**SET TASK:** The complete listing should be restated exactly.
--- Start of SUPPLIED ENTRIES ---
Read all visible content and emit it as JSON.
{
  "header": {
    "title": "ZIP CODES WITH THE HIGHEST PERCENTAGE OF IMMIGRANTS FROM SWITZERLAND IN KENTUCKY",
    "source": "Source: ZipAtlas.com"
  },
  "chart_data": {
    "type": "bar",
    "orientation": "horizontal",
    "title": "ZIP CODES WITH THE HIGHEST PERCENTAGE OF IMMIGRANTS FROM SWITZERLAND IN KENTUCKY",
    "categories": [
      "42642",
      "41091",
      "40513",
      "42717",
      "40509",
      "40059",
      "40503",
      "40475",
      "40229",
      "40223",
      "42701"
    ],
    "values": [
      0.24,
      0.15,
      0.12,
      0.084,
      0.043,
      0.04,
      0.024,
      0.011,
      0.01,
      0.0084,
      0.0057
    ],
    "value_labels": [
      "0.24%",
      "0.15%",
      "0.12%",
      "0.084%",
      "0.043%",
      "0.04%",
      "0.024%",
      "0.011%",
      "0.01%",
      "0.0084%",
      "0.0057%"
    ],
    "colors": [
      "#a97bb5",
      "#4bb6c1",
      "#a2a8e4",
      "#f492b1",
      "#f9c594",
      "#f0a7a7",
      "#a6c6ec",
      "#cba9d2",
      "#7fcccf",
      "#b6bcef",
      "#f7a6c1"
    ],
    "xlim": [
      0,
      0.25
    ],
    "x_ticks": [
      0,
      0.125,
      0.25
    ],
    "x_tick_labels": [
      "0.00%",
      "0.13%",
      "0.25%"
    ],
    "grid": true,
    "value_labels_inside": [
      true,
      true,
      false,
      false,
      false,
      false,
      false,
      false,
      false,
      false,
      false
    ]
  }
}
--- End of SUPPLIED ENTRIES ---
**TASK SOLUTION:**
Read all visible content and emit it as JSON.
{
  "header": {
    "title": "ZIP CODES WITH THE HIGHEST PERCENTAGE OF IMMIGRANTS FROM SWITZERLAND IN KENTUCKY",
    "source": "Source: ZipAtlas.com"
  },
  "chart_data": {
    "type": "bar",
    "orientation": "horizontal",
    "title": "ZIP CODES WITH THE HIGHEST PERCENTAGE OF IMMIGRANTS FROM SWITZERLAND IN KENTUCKY",
    "categories": [
      "42642",
      "41091",
      "40513",
      "42717",
      "40509",
      "40059",
      "40503",
      "40475",
      "40229",
      "40223",
      "42701"
    ],
    "values": [
      0.24,
      0.15,
      0.12,
      0.084,
      0.043,
      0.04,
      0.024,
      0.011,
      0.01,
      0.0084,
      0.0057
    ],
    "value_labels": [
      "0.24%",
      "0.15%",
      "0.12%",
      "0.084%",
      "0.043%",
      "0.04%",
      "0.024%",
      "0.011%",
      "0.01%",
      "0.0084%",
      "0.0057%"
    ],
    "colors": [
      "#a97bb5",
      "#4bb6c1",
      "#a2a8e4",
      "#f492b1",
      "#f9c594",
      "#f0a7a7",
      "#a6c6ec",
      "#cba9d2",
      "#7fcccf",
      "#b6bcef",
      "#f7a6c1"
    ],
    "xlim": [
      0,
      0.25
    ],
    "x_ticks": [
      0,
      0.125,
      0.25
    ],
    "x_tick_labels": [
      "0.00%",
      "0.13%",
      "0.25%"
    ],
    "grid": true,
    "value_labels_inside": [
      true,
      true,
      false,
      false,
      false,
      false,
      false,
      false,
      false,
      false,
      false
    ]
  }
}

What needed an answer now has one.